▶ _Dataset entries_
- - -
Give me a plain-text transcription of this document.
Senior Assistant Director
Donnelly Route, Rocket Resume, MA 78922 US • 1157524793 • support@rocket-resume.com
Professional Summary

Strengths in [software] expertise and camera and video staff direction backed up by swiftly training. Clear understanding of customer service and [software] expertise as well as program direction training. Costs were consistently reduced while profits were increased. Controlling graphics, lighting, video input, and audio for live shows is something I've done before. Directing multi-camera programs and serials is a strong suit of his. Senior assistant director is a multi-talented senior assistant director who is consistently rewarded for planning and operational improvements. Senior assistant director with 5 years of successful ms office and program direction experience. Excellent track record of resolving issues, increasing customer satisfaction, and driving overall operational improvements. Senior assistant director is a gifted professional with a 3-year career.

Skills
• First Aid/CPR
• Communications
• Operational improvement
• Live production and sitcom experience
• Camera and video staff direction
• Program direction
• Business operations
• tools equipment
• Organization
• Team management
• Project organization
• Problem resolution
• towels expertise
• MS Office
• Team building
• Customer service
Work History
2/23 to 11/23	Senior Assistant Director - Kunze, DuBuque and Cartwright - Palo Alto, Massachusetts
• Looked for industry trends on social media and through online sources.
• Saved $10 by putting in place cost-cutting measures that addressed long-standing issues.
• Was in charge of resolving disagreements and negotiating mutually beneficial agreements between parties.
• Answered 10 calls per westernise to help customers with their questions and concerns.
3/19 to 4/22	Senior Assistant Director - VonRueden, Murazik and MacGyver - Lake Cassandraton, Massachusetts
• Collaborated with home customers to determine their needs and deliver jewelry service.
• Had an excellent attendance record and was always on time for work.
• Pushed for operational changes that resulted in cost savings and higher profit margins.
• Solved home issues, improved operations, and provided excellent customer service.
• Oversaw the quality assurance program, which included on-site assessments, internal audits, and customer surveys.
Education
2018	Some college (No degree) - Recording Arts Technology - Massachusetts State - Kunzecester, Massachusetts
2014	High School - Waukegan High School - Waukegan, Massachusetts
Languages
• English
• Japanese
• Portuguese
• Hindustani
- - -
▶ _Problem to work on_
Emit the records above again, exactly, with no line skipped.

▶ _Finished exercise_
Give me a plain-text transcription of this document.
Senior Assistant Director
Donnelly Route, Rocket Resume, MA 78922 US • 1157524793 • support@rocket-resume.com
Professional Summary

Strengths in [software] expertise and camera and video staff direction backed up by swiftly training. Clear understanding of customer service and [software] expertise as well as program direction training. Costs were consistently reduced while profits were increased. Controlling graphics, lighting, video input, and audio for live shows is something I've done before. Directing multi-camera programs and serials is a strong suit of his. Senior assistant director is a multi-talented senior assistant director who is consistently rewarded for planning and operational improvements. Senior assistant director with 5 years of successful ms office and program direction experience. Excellent track record of resolving issues, increasing customer satisfaction, and driving overall operational improvements. Senior assistant director is a gifted professional with a 3-year career.

Skills
• First Aid/CPR
• Communications
• Operational improvement
• Live production and sitcom experience
• Camera and video staff direction
• Program direction
• Business operations
• tools equipment
• Organization
• Team management
• Project organization
• Problem resolution
• towels expertise
• MS Office
• Team building
• Customer service
Work History
2/23 to 11/23	Senior Assistant Director - Kunze, DuBuque and Cartwright - Palo Alto, Massachusetts
• Looked for industry trends on social media and through online sources.
• Saved $10 by putting in place cost-cutting measures that addressed long-standing issues.
• Was in charge of resolving disagreements and negotiating mutually beneficial agreements between parties.
• Answered 10 calls per westernise to help customers with their questions and concerns.
3/19 to 4/22	Senior Assistant Director - VonRueden, Murazik and MacGyver - Lake Cassandraton, Massachusetts
• Collaborated with home customers to determine their needs and deliver jewelry service.
• Had an excellent attendance record and was always on time for work.
• Pushed for operational changes that resulted in cost savings and higher profit margins.
• Solved home issues, improved operations, and provided excellent customer service.
• Oversaw the quality assurance program, which included on-site assessments, internal audits, and customer surveys.
Education
2018	Some college (No degree) - Recording Arts Technology - Massachusetts State - Kunzecester, Massachusetts
2014	High School - Waukegan High School - Waukegan, Massachusetts
Languages
• English
• Japanese
• Portuguese
• Hindustani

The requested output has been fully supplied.